↓↓↓

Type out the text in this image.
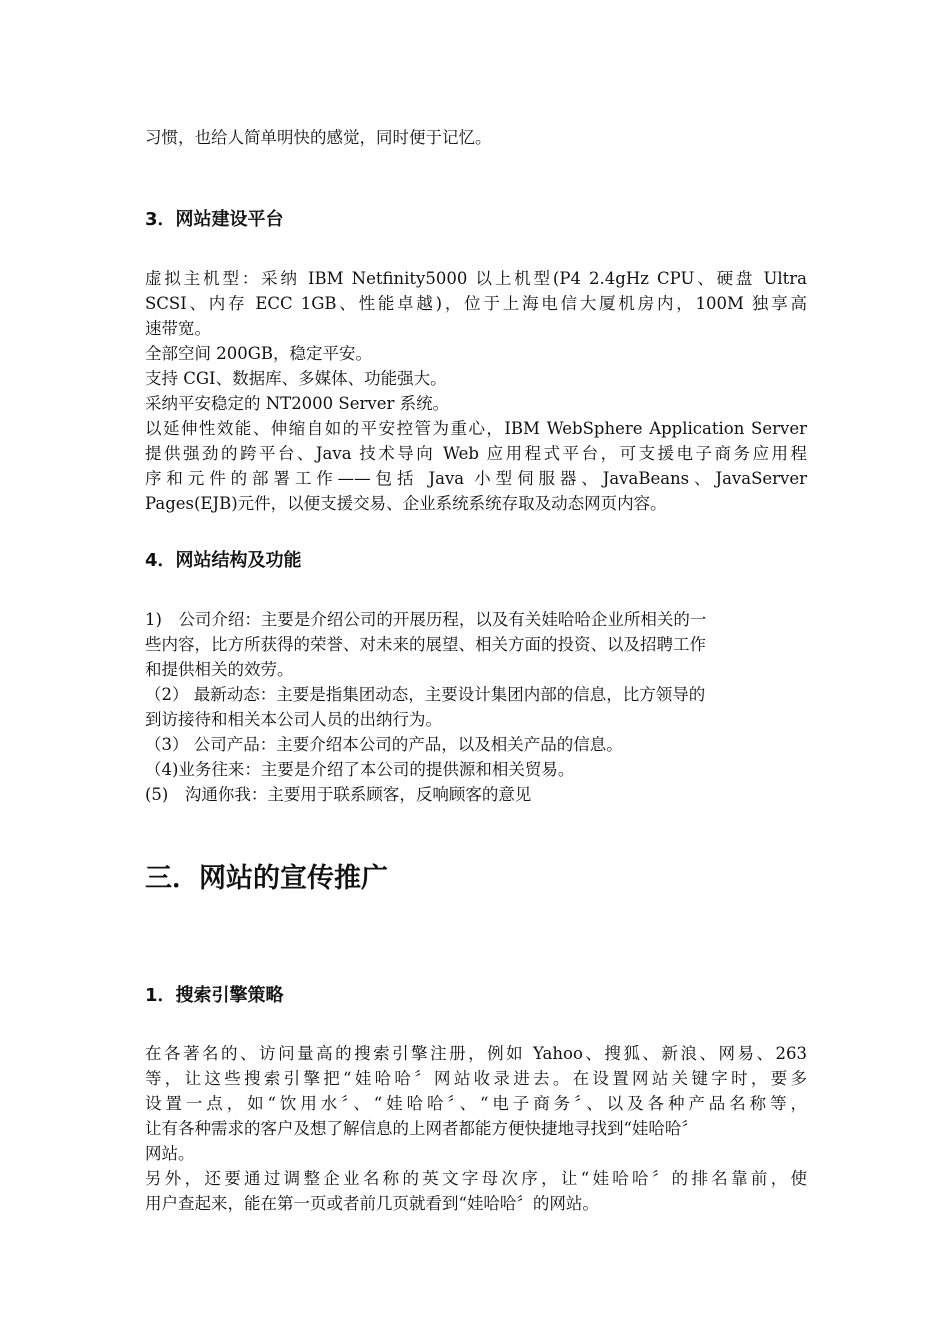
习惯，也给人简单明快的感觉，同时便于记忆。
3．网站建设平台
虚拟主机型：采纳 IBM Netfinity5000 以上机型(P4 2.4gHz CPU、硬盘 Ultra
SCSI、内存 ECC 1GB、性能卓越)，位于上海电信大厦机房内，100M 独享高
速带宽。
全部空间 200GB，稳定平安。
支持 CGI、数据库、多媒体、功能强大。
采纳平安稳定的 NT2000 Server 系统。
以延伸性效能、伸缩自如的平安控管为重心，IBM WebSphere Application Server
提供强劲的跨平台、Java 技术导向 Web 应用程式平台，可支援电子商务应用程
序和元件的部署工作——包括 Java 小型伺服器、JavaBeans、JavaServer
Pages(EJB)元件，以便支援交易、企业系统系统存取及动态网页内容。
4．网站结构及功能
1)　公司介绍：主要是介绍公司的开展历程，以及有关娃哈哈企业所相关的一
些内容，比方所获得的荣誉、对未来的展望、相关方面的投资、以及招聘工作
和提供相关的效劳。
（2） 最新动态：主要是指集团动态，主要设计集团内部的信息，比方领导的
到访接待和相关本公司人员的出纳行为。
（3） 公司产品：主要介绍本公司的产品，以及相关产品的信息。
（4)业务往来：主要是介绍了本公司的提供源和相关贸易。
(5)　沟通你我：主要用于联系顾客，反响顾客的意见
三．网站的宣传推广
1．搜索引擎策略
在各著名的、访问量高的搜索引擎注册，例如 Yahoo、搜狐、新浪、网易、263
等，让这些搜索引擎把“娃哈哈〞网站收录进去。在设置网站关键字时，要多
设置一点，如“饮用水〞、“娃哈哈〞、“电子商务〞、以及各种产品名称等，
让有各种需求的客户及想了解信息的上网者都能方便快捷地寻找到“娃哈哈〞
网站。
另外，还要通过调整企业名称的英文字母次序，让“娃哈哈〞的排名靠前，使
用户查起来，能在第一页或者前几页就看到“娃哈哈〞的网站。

↑↑↑

§ The problem:
Take every line from the records above that has the word "Java" and copy it.

§ Answer below:
提供强劲的跨平台、Java 技术导向 Web 应用程式平台，可支援电子商务应用程
序和元件的部署工作——包括 Java 小型伺服器、JavaBeans、JavaServer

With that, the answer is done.